* **Dataset records**
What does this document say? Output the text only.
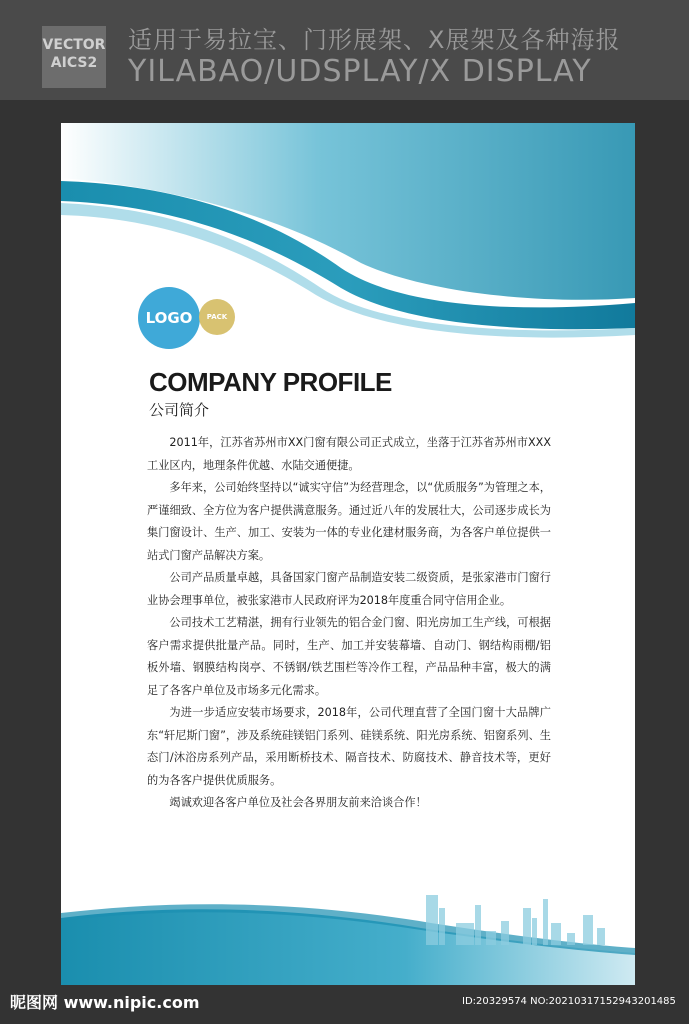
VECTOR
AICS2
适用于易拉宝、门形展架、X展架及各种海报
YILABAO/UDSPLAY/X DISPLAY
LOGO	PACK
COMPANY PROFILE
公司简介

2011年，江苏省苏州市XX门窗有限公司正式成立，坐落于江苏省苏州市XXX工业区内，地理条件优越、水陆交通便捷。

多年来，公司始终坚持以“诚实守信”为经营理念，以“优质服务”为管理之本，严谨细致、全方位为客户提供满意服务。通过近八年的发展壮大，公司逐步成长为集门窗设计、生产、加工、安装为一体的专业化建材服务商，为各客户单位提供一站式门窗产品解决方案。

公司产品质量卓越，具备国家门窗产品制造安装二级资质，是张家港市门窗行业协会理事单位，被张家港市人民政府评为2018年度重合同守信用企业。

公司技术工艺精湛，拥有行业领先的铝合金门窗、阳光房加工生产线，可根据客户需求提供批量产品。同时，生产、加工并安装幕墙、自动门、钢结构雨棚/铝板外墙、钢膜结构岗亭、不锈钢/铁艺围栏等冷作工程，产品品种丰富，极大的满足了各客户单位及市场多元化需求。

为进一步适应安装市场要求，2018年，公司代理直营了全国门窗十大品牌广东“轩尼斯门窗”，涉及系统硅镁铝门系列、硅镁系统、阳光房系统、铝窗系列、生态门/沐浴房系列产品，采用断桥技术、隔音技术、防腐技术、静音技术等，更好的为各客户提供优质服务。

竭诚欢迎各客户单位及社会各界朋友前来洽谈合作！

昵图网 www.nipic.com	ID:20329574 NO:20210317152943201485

...

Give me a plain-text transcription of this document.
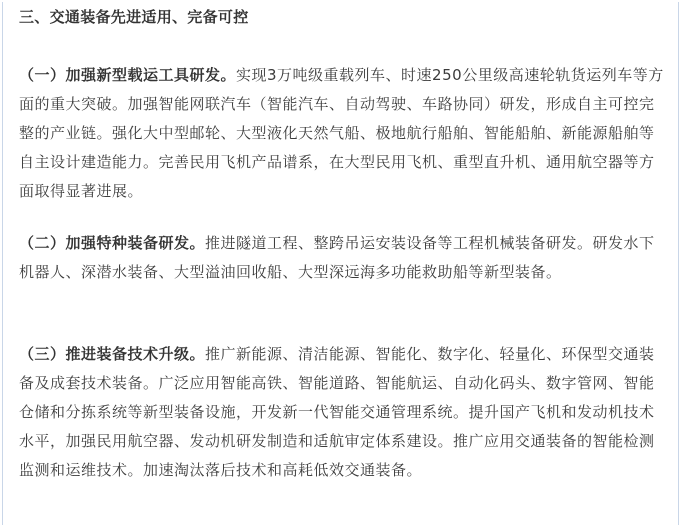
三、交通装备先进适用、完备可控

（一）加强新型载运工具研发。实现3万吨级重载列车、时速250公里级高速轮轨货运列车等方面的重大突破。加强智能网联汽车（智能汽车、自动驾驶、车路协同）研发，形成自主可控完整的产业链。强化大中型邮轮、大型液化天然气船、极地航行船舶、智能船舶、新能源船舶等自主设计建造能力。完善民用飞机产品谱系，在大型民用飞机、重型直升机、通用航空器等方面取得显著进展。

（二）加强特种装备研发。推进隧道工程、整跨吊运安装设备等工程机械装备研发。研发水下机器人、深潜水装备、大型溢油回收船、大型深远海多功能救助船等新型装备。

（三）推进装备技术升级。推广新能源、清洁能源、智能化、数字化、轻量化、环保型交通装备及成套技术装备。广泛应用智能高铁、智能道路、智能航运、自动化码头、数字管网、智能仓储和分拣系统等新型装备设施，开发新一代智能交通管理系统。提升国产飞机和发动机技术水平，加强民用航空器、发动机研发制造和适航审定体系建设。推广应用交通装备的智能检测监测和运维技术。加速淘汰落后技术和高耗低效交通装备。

* **Task instructions**
Scan the listing above and identify each line holding the string "this"; copy every such line.

* **Response to the task**
What does this document say? Output the text only.
Give me a plain-text transcription of this document.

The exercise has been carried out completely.